Problem to solve:
What follows is a listing to be transcribed exactly.

Dataset rows:
──────────
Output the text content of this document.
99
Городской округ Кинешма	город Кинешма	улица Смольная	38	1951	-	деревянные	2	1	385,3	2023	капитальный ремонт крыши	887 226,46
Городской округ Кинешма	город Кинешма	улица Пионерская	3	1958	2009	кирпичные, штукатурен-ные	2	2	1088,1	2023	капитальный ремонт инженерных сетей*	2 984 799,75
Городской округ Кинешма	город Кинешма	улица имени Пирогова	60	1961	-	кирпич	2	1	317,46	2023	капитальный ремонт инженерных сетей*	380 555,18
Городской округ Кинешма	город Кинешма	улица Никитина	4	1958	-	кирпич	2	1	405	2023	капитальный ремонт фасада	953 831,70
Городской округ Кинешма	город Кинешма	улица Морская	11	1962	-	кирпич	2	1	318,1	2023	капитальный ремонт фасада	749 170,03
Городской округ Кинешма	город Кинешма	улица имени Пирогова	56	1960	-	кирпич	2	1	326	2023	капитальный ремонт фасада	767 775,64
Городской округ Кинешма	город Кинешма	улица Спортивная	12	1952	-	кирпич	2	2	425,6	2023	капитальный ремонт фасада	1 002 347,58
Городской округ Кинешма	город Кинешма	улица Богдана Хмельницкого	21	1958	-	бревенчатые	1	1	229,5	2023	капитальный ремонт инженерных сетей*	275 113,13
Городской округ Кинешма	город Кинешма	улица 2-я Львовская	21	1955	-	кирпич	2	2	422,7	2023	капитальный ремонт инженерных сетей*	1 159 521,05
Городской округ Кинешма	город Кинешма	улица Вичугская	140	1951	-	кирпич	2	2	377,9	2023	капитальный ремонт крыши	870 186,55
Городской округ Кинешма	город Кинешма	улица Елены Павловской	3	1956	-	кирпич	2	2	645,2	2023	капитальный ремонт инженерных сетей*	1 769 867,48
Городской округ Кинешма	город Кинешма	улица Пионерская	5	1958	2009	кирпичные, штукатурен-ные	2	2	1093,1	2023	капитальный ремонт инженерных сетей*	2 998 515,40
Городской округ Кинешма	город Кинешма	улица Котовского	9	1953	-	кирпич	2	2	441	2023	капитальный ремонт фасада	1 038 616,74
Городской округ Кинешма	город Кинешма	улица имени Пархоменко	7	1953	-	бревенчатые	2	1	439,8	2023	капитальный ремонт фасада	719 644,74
──────────
Response:
Output the text content of this document.
99
Городской округ Кинешма	город Кинешма	улица Смольная	38	1951	-	деревянные	2	1	385,3	2023	капитальный ремонт крыши	887 226,46
Городской округ Кинешма	город Кинешма	улица Пионерская	3	1958	2009	кирпичные, штукатурен-ные	2	2	1088,1	2023	капитальный ремонт инженерных сетей*	2 984 799,75
Городской округ Кинешма	город Кинешма	улица имени Пирогова	60	1961	-	кирпич	2	1	317,46	2023	капитальный ремонт инженерных сетей*	380 555,18
Городской округ Кинешма	город Кинешма	улица Никитина	4	1958	-	кирпич	2	1	405	2023	капитальный ремонт фасада	953 831,70
Городской округ Кинешма	город Кинешма	улица Морская	11	1962	-	кирпич	2	1	318,1	2023	капитальный ремонт фасада	749 170,03
Городской округ Кинешма	город Кинешма	улица имени Пирогова	56	1960	-	кирпич	2	1	326	2023	капитальный ремонт фасада	767 775,64
Городской округ Кинешма	город Кинешма	улица Спортивная	12	1952	-	кирпич	2	2	425,6	2023	капитальный ремонт фасада	1 002 347,58
Городской округ Кинешма	город Кинешма	улица Богдана Хмельницкого	21	1958	-	бревенчатые	1	1	229,5	2023	капитальный ремонт инженерных сетей*	275 113,13
Городской округ Кинешма	город Кинешма	улица 2-я Львовская	21	1955	-	кирпич	2	2	422,7	2023	капитальный ремонт инженерных сетей*	1 159 521,05
Городской округ Кинешма	город Кинешма	улица Вичугская	140	1951	-	кирпич	2	2	377,9	2023	капитальный ремонт крыши	870 186,55
Городской округ Кинешма	город Кинешма	улица Елены Павловской	3	1956	-	кирпич	2	2	645,2	2023	капитальный ремонт инженерных сетей*	1 769 867,48
Городской округ Кинешма	город Кинешма	улица Пионерская	5	1958	2009	кирпичные, штукатурен-ные	2	2	1093,1	2023	капитальный ремонт инженерных сетей*	2 998 515,40
Городской округ Кинешма	город Кинешма	улица Котовского	9	1953	-	кирпич	2	2	441	2023	капитальный ремонт фасада	1 038 616,74
Городской округ Кинешма	город Кинешма	улица имени Пархоменко	7	1953	-	бревенчатые	2	1	439,8	2023	капитальный ремонт фасада	719 644,74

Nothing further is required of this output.